#### PROVIDED RECORDS

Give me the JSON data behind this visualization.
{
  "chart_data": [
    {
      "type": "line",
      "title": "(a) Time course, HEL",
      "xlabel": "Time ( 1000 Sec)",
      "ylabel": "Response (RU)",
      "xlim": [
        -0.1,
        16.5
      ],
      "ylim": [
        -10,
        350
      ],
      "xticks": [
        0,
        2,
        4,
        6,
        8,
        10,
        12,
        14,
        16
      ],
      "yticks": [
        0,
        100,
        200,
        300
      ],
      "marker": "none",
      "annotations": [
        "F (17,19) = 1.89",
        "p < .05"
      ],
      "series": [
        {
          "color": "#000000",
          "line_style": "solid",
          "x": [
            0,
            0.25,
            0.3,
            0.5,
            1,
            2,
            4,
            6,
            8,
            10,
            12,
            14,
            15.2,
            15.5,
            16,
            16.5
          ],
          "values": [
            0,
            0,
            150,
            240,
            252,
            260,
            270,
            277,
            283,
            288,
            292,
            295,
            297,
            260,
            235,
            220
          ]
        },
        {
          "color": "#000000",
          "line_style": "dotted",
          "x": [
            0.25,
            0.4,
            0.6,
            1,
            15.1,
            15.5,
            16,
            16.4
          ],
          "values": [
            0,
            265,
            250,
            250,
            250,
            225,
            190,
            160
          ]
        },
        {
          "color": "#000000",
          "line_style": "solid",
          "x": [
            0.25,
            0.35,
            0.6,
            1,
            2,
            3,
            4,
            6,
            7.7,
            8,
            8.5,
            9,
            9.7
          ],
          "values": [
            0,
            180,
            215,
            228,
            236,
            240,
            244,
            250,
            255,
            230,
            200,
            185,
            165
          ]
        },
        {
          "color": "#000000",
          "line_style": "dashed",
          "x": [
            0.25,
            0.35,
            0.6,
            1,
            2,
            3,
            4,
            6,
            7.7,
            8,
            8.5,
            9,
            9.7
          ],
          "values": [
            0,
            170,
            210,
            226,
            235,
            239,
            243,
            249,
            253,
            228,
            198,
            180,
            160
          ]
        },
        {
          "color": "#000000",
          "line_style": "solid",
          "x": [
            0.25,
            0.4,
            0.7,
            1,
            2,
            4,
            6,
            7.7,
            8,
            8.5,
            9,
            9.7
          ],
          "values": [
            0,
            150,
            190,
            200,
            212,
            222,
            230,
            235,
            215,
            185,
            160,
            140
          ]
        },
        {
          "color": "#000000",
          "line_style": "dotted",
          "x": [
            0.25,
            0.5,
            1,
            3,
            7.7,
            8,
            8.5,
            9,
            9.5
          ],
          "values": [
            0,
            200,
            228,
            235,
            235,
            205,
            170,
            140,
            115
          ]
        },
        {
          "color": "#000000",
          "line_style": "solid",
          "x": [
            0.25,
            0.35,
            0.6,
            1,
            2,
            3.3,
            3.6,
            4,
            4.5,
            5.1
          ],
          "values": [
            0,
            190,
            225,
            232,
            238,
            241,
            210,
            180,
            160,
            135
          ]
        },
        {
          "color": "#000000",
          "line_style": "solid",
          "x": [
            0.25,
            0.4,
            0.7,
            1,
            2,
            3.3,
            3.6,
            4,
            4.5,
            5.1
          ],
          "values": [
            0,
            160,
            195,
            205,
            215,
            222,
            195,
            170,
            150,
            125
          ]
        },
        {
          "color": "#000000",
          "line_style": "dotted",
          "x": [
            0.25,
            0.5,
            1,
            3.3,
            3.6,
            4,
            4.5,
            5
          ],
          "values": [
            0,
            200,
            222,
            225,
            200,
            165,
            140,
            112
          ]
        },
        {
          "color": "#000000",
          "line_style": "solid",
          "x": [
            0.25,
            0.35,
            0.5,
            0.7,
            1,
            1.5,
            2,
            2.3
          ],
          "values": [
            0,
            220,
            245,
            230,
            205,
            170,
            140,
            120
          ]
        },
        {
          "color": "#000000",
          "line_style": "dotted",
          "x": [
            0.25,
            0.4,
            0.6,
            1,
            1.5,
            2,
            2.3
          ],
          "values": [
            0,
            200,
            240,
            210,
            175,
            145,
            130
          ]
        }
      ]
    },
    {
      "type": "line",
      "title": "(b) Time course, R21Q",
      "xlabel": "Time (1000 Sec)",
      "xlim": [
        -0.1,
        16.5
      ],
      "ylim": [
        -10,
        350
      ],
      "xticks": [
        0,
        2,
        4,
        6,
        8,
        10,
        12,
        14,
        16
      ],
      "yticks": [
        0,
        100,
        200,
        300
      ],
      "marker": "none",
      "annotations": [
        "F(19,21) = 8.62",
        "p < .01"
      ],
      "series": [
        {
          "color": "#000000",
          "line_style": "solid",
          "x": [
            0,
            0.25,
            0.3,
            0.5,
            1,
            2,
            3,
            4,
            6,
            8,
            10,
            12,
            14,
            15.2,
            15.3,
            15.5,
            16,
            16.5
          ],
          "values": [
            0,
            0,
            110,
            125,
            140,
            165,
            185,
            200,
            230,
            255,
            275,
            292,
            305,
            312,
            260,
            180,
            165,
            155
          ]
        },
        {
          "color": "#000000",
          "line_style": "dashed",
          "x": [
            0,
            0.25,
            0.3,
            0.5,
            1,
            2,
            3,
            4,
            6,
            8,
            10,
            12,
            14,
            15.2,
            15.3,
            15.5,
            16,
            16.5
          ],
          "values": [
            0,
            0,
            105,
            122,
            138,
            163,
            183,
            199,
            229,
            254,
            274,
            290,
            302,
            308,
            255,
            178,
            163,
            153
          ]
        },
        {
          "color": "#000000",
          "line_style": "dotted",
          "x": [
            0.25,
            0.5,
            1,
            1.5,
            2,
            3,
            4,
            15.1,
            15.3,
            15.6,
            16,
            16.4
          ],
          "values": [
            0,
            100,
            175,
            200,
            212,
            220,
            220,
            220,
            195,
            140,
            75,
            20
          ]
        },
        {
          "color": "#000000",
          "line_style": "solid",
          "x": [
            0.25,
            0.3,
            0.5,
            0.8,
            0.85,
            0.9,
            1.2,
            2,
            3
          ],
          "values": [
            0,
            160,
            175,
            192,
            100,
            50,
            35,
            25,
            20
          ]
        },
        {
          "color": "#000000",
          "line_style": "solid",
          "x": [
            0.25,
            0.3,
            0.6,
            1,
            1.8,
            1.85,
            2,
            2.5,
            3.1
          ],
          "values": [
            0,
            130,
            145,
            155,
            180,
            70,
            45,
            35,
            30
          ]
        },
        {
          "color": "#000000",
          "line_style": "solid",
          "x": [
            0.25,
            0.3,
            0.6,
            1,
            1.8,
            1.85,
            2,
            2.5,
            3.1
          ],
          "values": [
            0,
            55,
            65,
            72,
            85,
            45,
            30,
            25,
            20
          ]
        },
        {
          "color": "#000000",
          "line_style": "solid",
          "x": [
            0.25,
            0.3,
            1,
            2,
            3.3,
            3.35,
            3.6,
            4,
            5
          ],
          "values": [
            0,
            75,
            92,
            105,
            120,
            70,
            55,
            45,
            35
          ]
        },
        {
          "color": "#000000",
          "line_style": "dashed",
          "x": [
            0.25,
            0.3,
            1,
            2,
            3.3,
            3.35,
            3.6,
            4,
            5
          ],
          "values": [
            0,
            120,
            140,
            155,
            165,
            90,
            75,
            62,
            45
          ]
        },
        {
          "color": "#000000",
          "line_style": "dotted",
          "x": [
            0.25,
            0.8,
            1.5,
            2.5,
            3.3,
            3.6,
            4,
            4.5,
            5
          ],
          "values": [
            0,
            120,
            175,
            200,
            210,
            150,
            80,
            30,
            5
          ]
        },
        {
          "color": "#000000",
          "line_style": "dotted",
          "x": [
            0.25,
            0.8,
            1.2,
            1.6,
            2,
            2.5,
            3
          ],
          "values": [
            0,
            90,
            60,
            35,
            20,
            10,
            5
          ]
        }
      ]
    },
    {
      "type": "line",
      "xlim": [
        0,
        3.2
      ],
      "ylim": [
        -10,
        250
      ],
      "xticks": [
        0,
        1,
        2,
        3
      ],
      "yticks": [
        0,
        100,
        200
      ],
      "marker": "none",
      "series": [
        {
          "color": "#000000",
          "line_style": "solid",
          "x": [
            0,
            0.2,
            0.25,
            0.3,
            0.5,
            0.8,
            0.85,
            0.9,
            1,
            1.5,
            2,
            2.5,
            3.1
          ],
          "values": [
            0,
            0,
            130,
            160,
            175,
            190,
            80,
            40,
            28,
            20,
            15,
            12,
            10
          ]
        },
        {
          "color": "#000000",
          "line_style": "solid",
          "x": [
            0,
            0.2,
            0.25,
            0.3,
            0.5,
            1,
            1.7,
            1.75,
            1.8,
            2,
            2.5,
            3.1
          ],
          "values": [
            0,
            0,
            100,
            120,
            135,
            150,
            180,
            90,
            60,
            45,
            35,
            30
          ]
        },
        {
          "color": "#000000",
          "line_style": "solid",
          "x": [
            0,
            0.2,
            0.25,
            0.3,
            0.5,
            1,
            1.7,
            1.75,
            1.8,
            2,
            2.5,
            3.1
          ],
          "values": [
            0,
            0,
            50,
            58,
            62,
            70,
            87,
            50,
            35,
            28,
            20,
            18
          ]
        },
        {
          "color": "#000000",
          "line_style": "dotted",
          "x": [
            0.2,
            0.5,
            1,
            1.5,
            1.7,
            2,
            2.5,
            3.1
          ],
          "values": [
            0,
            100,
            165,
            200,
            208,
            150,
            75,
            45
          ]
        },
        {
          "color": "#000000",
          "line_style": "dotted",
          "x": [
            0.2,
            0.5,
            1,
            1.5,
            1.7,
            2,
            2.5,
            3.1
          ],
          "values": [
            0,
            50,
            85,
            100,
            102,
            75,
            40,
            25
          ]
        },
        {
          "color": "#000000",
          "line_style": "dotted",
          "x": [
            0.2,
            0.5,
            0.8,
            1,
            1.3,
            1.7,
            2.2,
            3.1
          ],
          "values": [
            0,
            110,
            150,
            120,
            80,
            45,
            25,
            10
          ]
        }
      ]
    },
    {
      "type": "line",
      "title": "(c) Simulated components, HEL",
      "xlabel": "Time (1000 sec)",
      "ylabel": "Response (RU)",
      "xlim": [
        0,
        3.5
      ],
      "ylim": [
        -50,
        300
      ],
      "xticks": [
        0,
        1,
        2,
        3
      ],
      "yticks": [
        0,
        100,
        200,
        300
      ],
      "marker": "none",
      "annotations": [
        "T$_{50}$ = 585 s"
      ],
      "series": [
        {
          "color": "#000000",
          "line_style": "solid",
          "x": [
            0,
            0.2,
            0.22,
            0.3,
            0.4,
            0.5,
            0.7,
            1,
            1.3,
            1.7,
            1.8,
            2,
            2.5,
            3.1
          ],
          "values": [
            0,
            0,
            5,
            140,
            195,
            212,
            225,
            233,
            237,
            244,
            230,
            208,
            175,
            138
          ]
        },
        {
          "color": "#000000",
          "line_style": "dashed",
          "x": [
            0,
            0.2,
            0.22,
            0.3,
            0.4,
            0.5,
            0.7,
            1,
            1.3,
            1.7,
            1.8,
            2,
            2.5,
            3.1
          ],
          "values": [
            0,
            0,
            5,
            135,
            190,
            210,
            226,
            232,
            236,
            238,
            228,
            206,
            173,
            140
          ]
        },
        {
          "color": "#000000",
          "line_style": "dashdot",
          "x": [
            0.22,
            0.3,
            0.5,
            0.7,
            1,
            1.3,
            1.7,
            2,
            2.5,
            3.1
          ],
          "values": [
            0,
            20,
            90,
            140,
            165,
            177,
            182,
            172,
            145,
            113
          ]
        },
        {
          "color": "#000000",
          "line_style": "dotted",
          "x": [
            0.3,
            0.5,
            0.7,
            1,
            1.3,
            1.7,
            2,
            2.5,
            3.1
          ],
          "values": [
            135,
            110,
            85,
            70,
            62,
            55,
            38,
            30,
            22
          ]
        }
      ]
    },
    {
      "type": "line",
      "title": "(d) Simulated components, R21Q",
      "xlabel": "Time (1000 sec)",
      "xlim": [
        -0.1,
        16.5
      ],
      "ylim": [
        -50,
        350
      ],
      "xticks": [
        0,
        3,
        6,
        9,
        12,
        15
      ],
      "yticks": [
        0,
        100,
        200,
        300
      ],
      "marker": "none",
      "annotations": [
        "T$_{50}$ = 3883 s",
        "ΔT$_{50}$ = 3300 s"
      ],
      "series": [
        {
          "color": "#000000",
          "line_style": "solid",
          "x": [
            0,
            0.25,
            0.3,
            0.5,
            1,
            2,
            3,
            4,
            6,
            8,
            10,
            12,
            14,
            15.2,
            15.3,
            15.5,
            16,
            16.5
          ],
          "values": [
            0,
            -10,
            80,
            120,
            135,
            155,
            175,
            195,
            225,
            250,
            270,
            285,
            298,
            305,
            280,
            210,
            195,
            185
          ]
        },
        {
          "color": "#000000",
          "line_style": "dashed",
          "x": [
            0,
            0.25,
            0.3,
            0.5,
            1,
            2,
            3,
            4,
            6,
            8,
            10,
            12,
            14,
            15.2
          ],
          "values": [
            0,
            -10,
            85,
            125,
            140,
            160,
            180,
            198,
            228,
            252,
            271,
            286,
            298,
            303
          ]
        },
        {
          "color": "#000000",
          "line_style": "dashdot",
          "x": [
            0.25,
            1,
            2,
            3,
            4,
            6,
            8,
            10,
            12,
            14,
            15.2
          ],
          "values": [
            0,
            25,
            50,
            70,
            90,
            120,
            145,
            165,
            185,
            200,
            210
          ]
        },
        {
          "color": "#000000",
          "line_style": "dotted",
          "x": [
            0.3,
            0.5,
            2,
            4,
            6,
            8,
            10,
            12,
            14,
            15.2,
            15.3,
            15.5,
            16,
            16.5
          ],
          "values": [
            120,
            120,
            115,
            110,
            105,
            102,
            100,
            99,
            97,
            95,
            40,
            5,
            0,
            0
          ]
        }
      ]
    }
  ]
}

########

* _TO BE DONE_:
From the records above, how many lines include the word "title"? Only the number is wanted.

* _TASK RESULT_:
4